* Short task *
Gather every line from the entries below that includes "государственного".

-- BEGIN Task material --

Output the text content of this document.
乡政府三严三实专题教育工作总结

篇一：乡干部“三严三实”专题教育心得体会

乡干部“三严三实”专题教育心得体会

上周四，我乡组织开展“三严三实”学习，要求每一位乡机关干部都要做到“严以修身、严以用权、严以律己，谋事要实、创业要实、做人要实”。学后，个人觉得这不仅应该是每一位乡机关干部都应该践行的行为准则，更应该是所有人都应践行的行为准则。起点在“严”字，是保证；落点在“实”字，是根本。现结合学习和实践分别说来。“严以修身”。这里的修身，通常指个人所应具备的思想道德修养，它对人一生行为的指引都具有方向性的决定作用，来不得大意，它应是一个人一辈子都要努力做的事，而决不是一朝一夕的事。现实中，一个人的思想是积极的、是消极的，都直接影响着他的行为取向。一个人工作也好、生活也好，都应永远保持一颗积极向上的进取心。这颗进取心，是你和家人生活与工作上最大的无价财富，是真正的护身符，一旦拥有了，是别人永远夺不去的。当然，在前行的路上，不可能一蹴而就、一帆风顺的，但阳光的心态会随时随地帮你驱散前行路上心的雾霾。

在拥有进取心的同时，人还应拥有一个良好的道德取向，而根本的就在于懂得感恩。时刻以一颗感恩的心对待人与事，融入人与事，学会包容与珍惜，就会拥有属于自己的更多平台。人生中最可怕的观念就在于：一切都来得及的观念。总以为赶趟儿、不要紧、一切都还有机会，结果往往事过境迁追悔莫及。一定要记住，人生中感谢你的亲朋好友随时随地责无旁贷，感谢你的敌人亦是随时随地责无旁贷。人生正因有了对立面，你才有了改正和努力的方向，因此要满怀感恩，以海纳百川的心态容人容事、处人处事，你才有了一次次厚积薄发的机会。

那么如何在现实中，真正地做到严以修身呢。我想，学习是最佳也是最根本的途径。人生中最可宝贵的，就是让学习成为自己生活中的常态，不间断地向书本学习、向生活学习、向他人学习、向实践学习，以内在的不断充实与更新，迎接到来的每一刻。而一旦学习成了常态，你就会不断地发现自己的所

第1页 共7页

-- END Task material --
-- BEGIN Task material --

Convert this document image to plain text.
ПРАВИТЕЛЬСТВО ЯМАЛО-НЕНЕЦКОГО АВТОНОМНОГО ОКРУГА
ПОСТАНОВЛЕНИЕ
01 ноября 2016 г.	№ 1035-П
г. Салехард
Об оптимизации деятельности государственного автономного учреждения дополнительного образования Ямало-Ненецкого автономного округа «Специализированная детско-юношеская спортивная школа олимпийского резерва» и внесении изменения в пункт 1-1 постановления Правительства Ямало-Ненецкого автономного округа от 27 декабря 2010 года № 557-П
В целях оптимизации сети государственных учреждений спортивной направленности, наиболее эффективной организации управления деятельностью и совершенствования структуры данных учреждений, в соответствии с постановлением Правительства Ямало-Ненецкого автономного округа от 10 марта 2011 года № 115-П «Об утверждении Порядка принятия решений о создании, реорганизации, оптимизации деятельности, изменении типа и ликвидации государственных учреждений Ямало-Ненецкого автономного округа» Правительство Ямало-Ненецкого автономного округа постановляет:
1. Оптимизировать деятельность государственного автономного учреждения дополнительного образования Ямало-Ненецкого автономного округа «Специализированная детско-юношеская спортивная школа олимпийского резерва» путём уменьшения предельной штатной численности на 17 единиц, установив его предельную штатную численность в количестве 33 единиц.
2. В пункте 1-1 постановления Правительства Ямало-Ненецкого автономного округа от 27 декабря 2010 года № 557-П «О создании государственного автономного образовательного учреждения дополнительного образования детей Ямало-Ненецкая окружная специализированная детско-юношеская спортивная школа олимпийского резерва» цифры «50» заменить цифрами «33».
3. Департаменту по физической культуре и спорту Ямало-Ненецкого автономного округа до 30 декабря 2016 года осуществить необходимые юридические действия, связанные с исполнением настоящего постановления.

-- END Task material --

* Worked answer *
Об оптимизации деятельности государственного автономного учреждения дополнительного образования Ямало-Ненецкого автономного округа «Специализированная детско-юношеская спортивная школа олимпийского резерва» и внесении изменения в пункт 1-1 постановления Правительства Ямало-Ненецкого автономного округа от 27 декабря 2010 года № 557-П
1. Оптимизировать деятельность государственного автономного учреждения дополнительного образования Ямало-Ненецкого автономного округа «Специализированная детско-юношеская спортивная школа олимпийского резерва» путём уменьшения предельной штатной численности на 17 единиц, установив его предельную штатную численность в количестве 33 единиц.
2. В пункте 1-1 постановления Правительства Ямало-Ненецкого автономного округа от 27 декабря 2010 года № 557-П «О создании государственного автономного образовательного учреждения дополнительного образования детей Ямало-Ненецкая окружная специализированная детско-юношеская спортивная школа олимпийского резерва» цифры «50» заменить цифрами «33».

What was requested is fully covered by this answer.